● Provided records:

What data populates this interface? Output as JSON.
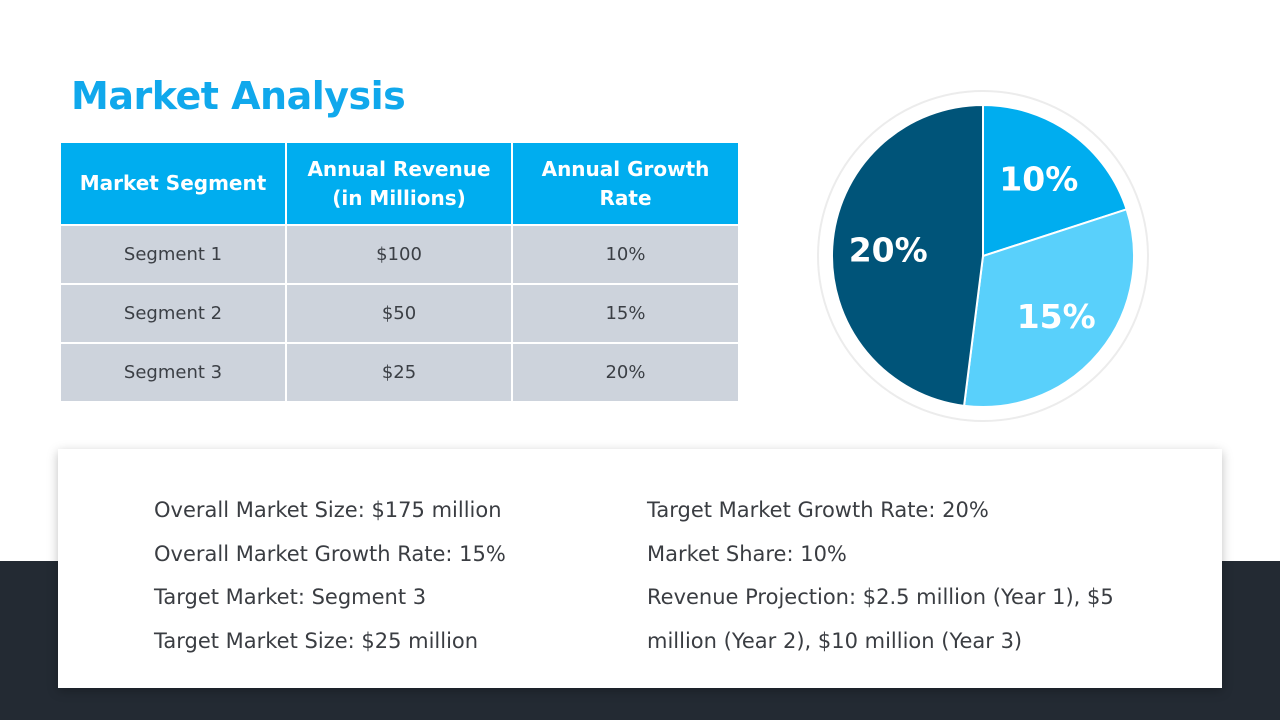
{
  "title": "Market Analysis",
  "table": {
    "headers": [
      "Market Segment",
      "Annual Revenue (in Millions)",
      "Annual Growth Rate"
    ],
    "rows": [
      [
        "Segment 1",
        "$100",
        "10%"
      ],
      [
        "Segment 2",
        "$50",
        "15%"
      ],
      [
        "Segment 3",
        "$25",
        "20%"
      ]
    ]
  },
  "chart_data": {
    "type": "pie",
    "title": "",
    "labels": [
      "10%",
      "15%",
      "20%"
    ],
    "values": [
      20,
      32,
      48
    ],
    "colors": [
      "#00adef",
      "#59d0fb",
      "#005479"
    ]
  },
  "summary": {
    "left": [
      "Overall Market Size: $175 million",
      "Overall Market Growth Rate: 15%",
      "Target Market: Segment 3",
      "Target Market Size: $25 million"
    ],
    "right": [
      "Target Market Growth Rate: 20%",
      "Market Share: 10%",
      "Revenue Projection: $2.5 million (Year 1), $5 million (Year 2), $10 million (Year 3)"
    ]
  }
}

● Problem requirements: Print all of the entries word for word. Skip any images they contain.

● Correct result:
What data populates this interface? Output as JSON.
{
  "title": "Market Analysis",
  "table": {
    "headers": [
      "Market Segment",
      "Annual Revenue (in Millions)",
      "Annual Growth Rate"
    ],
    "rows": [
      [
        "Segment 1",
        "$100",
        "10%"
      ],
      [
        "Segment 2",
        "$50",
        "15%"
      ],
      [
        "Segment 3",
        "$25",
        "20%"
      ]
    ]
  },
  "chart_data": {
    "type": "pie",
    "title": "",
    "labels": [
      "10%",
      "15%",
      "20%"
    ],
    "values": [
      20,
      32,
      48
    ],
    "colors": [
      "#00adef",
      "#59d0fb",
      "#005479"
    ]
  },
  "summary": {
    "left": [
      "Overall Market Size: $175 million",
      "Overall Market Growth Rate: 15%",
      "Target Market: Segment 3",
      "Target Market Size: $25 million"
    ],
    "right": [
      "Target Market Growth Rate: 20%",
      "Market Share: 10%",
      "Revenue Projection: $2.5 million (Year 1), $5 million (Year 2), $10 million (Year 3)"
    ]
  }
}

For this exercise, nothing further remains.